WHAT YOU ARE ASKED TO DO
Go through the entries below and retype them exactly, omitting each picture.

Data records
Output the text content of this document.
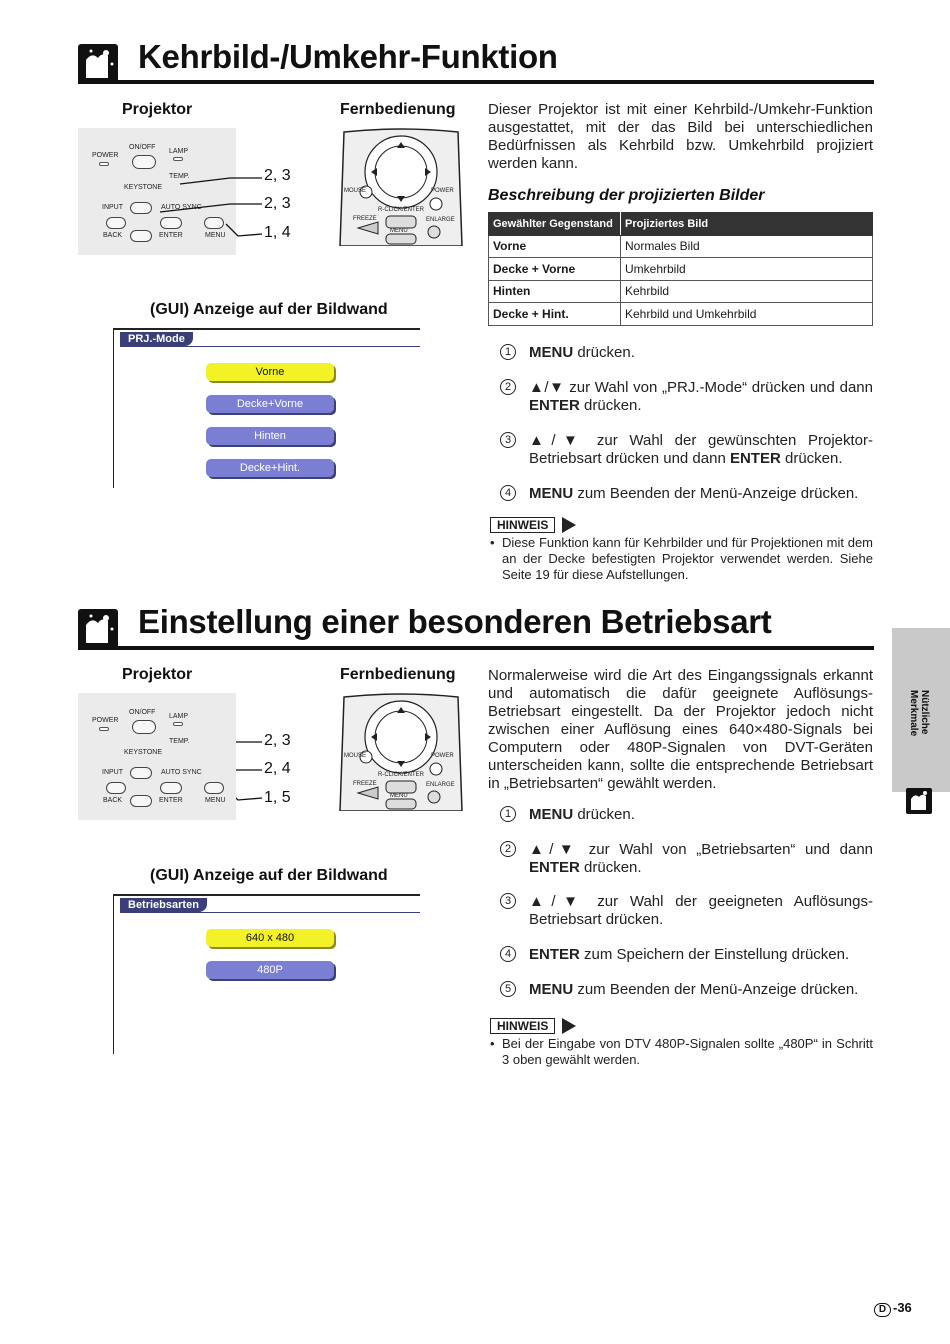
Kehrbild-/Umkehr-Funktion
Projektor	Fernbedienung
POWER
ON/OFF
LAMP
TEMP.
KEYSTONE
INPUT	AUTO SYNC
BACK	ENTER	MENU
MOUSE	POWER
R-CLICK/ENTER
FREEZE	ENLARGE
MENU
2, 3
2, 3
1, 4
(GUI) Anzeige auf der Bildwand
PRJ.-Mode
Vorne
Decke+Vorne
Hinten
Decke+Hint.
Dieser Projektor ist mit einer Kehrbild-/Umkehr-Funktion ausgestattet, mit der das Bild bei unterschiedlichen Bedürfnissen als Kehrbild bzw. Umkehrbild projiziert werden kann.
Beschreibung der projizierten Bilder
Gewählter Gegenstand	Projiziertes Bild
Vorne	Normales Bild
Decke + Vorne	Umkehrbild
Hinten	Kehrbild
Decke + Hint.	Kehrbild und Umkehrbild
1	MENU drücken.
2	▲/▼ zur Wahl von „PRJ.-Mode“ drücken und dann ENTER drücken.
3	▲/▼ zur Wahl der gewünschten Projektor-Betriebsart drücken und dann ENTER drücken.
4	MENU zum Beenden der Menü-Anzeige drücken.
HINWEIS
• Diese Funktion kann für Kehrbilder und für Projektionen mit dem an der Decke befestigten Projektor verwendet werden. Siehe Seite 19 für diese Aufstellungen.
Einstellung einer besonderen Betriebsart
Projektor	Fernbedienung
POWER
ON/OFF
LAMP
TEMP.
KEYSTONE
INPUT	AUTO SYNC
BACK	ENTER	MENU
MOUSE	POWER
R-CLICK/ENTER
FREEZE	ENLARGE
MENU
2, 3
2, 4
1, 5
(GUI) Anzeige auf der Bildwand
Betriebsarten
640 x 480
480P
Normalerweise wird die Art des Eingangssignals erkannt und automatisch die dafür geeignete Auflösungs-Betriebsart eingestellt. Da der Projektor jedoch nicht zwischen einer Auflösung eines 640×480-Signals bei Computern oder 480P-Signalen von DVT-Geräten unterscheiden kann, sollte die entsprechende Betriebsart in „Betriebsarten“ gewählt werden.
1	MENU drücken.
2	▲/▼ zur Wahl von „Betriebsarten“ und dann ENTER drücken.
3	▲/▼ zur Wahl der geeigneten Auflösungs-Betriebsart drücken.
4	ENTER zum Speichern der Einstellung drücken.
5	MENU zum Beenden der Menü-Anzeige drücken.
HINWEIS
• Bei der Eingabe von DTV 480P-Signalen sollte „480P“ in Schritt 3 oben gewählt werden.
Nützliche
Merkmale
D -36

TASK RESULT
Output the text content of this document.
Kehrbild-/Umkehr-Funktion
Projektor	Fernbedienung
POWER
ON/OFF
LAMP
TEMP.
KEYSTONE
INPUT	AUTO SYNC
BACK	ENTER	MENU
MOUSE	POWER
R-CLICK/ENTER
FREEZE	ENLARGE
MENU
2, 3
2, 3
1, 4
(GUI) Anzeige auf der Bildwand
PRJ.-Mode
Vorne
Decke+Vorne
Hinten
Decke+Hint.
Dieser Projektor ist mit einer Kehrbild-/Umkehr-Funktion ausgestattet, mit der das Bild bei unterschiedlichen Bedürfnissen als Kehrbild bzw. Umkehrbild projiziert werden kann.
Beschreibung der projizierten Bilder
Gewählter Gegenstand	Projiziertes Bild
Vorne	Normales Bild
Decke + Vorne	Umkehrbild
Hinten	Kehrbild
Decke + Hint.	Kehrbild und Umkehrbild
1	MENU drücken.
2	▲/▼ zur Wahl von „PRJ.-Mode“ drücken und dann ENTER drücken.
3	▲/▼ zur Wahl der gewünschten Projektor-Betriebsart drücken und dann ENTER drücken.
4	MENU zum Beenden der Menü-Anzeige drücken.
HINWEIS
• Diese Funktion kann für Kehrbilder und für Projektionen mit dem an der Decke befestigten Projektor verwendet werden. Siehe Seite 19 für diese Aufstellungen.
Einstellung einer besonderen Betriebsart
Projektor	Fernbedienung
POWER
ON/OFF
LAMP
TEMP.
KEYSTONE
INPUT	AUTO SYNC
BACK	ENTER	MENU
MOUSE	POWER
R-CLICK/ENTER
FREEZE	ENLARGE
MENU
2, 3
2, 4
1, 5
(GUI) Anzeige auf der Bildwand
Betriebsarten
640 x 480
480P
Normalerweise wird die Art des Eingangssignals erkannt und automatisch die dafür geeignete Auflösungs-Betriebsart eingestellt. Da der Projektor jedoch nicht zwischen einer Auflösung eines 640×480-Signals bei Computern oder 480P-Signalen von DVT-Geräten unterscheiden kann, sollte die entsprechende Betriebsart in „Betriebsarten“ gewählt werden.
1	MENU drücken.
2	▲/▼ zur Wahl von „Betriebsarten“ und dann ENTER drücken.
3	▲/▼ zur Wahl der geeigneten Auflösungs-Betriebsart drücken.
4	ENTER zum Speichern der Einstellung drücken.
5	MENU zum Beenden der Menü-Anzeige drücken.
HINWEIS
• Bei der Eingabe von DTV 480P-Signalen sollte „480P“ in Schritt 3 oben gewählt werden.
Nützliche
Merkmale
D -36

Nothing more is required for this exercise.